■ Written problem:
From the entries below, count the lines with "outer". Write only the count.

■ Exercise input:
((

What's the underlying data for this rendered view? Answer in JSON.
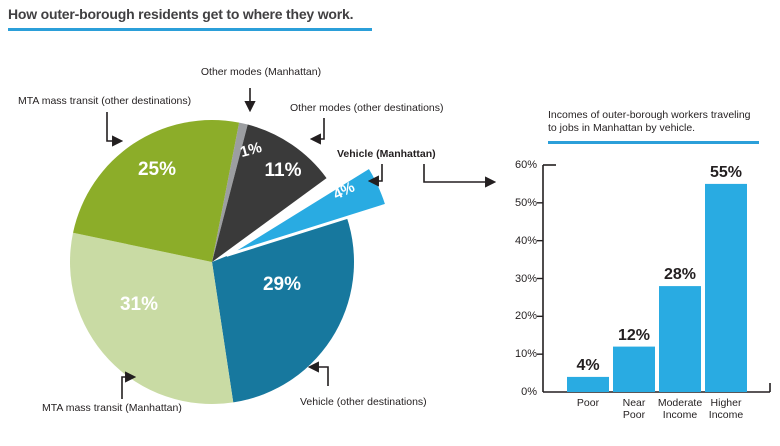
{
  "page_title": "How outer-borough residents get to where they work.",
  "colors": {
    "accent_blue": "#2B9FD9",
    "title_text": "#414042",
    "label_text": "#231F20",
    "arrow": "#231F20",
    "pie_gray_sliver": "#9C9EA1",
    "pie_dark": "#3A3A3A",
    "pie_light_blue": "#29ABE2",
    "pie_teal": "#17789E",
    "pie_light_green": "#C9DBA4",
    "pie_olive_green": "#8CAD29",
    "bar_fill": "#29ABE2"
  },
  "chart_data": [
    {
      "type": "pie",
      "title": "How outer-borough residents get to where they work.",
      "start_angle_deg": 11,
      "slices": [
        {
          "label": "Other modes (Manhattan)",
          "value": 1,
          "display": "1%",
          "color": "#9C9EA1",
          "exploded": false
        },
        {
          "label": "Other modes (other destinations)",
          "value": 11,
          "display": "11%",
          "color": "#3A3A3A",
          "exploded": false
        },
        {
          "label": "Vehicle (Manhattan)",
          "value": 4,
          "display": "4%",
          "color": "#29ABE2",
          "exploded": true
        },
        {
          "label": "Vehicle (other destinations)",
          "value": 29,
          "display": "29%",
          "color": "#17789E",
          "exploded": false
        },
        {
          "label": "MTA mass transit (Manhattan)",
          "value": 31,
          "display": "31%",
          "color": "#C9DBA4",
          "exploded": false
        },
        {
          "label": "MTA mass transit (other destinations)",
          "value": 25,
          "display": "25%",
          "color": "#8CAD29",
          "exploded": false
        }
      ]
    },
    {
      "type": "bar",
      "title": "Incomes of outer-borough workers traveling to jobs in Manhattan by vehicle.",
      "title_lines": [
        "Incomes of outer-borough workers traveling",
        "to jobs in Manhattan by vehicle."
      ],
      "categories": [
        "Poor",
        "Near Poor",
        "Moderate Income",
        "Higher Income"
      ],
      "category_lines": [
        [
          "Poor"
        ],
        [
          "Near",
          "Poor"
        ],
        [
          "Moderate",
          "Income"
        ],
        [
          "Higher",
          "Income"
        ]
      ],
      "values": [
        4,
        12,
        28,
        55
      ],
      "value_labels": [
        "4%",
        "12%",
        "28%",
        "55%"
      ],
      "yticks": [
        "60%",
        "50%",
        "40%",
        "30%",
        "20%",
        "10%",
        "0%"
      ],
      "ylim": [
        0,
        60
      ],
      "grid": false,
      "bar_color": "#29ABE2"
    }
  ]
}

))

■ Answer for this exercise:
4